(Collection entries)
________________________
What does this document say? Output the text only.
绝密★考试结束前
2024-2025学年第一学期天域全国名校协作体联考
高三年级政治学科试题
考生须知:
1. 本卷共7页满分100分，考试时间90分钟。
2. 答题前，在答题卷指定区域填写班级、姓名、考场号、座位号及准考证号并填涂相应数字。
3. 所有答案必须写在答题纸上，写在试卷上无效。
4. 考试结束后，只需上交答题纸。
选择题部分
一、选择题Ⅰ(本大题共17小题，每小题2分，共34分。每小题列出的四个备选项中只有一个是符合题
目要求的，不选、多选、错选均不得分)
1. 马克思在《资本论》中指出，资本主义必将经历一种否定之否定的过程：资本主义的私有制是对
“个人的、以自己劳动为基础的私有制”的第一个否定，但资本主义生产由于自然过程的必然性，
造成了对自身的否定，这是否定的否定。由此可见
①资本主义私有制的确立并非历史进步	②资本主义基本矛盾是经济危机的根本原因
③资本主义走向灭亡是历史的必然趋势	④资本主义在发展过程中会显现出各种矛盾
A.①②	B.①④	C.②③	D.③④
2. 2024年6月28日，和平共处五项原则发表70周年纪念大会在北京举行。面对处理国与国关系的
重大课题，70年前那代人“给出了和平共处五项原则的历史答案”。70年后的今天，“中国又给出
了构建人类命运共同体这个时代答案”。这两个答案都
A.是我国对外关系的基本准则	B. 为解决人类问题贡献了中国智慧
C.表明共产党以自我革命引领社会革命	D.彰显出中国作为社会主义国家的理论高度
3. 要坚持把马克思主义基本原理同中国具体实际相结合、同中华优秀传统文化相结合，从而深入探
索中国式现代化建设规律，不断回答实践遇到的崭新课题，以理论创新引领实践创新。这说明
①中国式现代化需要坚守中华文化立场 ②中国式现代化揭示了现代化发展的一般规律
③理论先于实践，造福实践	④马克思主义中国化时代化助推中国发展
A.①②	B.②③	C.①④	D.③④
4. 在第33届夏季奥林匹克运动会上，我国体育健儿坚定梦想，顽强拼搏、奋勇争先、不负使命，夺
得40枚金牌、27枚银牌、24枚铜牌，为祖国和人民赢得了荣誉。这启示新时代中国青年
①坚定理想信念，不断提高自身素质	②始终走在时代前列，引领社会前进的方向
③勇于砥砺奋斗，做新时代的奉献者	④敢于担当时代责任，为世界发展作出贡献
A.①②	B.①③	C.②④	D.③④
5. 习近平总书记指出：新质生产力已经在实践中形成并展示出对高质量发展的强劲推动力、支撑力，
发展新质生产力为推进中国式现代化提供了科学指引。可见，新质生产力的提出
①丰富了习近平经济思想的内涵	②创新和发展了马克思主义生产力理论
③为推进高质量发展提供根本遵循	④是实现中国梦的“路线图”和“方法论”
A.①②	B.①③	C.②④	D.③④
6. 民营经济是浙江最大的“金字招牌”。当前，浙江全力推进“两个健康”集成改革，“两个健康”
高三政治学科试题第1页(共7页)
________________________
> [DIRECTIONS]: Write down every line of the data exactly as it appears above.

> [WRITTEN ANSWER]:
What does this document say? Output the text only.
绝密★考试结束前
2024-2025学年第一学期天域全国名校协作体联考
高三年级政治学科试题
考生须知:
1. 本卷共7页满分100分，考试时间90分钟。
2. 答题前，在答题卷指定区域填写班级、姓名、考场号、座位号及准考证号并填涂相应数字。
3. 所有答案必须写在答题纸上，写在试卷上无效。
4. 考试结束后，只需上交答题纸。
选择题部分
一、选择题Ⅰ(本大题共17小题，每小题2分，共34分。每小题列出的四个备选项中只有一个是符合题
目要求的，不选、多选、错选均不得分)
1. 马克思在《资本论》中指出，资本主义必将经历一种否定之否定的过程：资本主义的私有制是对
“个人的、以自己劳动为基础的私有制”的第一个否定，但资本主义生产由于自然过程的必然性，
造成了对自身的否定，这是否定的否定。由此可见
①资本主义私有制的确立并非历史进步	②资本主义基本矛盾是经济危机的根本原因
③资本主义走向灭亡是历史的必然趋势	④资本主义在发展过程中会显现出各种矛盾
A.①②	B.①④	C.②③	D.③④
2. 2024年6月28日，和平共处五项原则发表70周年纪念大会在北京举行。面对处理国与国关系的
重大课题，70年前那代人“给出了和平共处五项原则的历史答案”。70年后的今天，“中国又给出
了构建人类命运共同体这个时代答案”。这两个答案都
A.是我国对外关系的基本准则	B. 为解决人类问题贡献了中国智慧
C.表明共产党以自我革命引领社会革命	D.彰显出中国作为社会主义国家的理论高度
3. 要坚持把马克思主义基本原理同中国具体实际相结合、同中华优秀传统文化相结合，从而深入探
索中国式现代化建设规律，不断回答实践遇到的崭新课题，以理论创新引领实践创新。这说明
①中国式现代化需要坚守中华文化立场 ②中国式现代化揭示了现代化发展的一般规律
③理论先于实践，造福实践	④马克思主义中国化时代化助推中国发展
A.①②	B.②③	C.①④	D.③④
4. 在第33届夏季奥林匹克运动会上，我国体育健儿坚定梦想，顽强拼搏、奋勇争先、不负使命，夺
得40枚金牌、27枚银牌、24枚铜牌，为祖国和人民赢得了荣誉。这启示新时代中国青年
①坚定理想信念，不断提高自身素质	②始终走在时代前列，引领社会前进的方向
③勇于砥砺奋斗，做新时代的奉献者	④敢于担当时代责任，为世界发展作出贡献
A.①②	B.①③	C.②④	D.③④
5. 习近平总书记指出：新质生产力已经在实践中形成并展示出对高质量发展的强劲推动力、支撑力，
发展新质生产力为推进中国式现代化提供了科学指引。可见，新质生产力的提出
①丰富了习近平经济思想的内涵	②创新和发展了马克思主义生产力理论
③为推进高质量发展提供根本遵循	④是实现中国梦的“路线图”和“方法论”
A.①②	B.①③	C.②④	D.③④
6. 民营经济是浙江最大的“金字招牌”。当前，浙江全力推进“两个健康”集成改革，“两个健康”
高三政治学科试题第1页(共7页)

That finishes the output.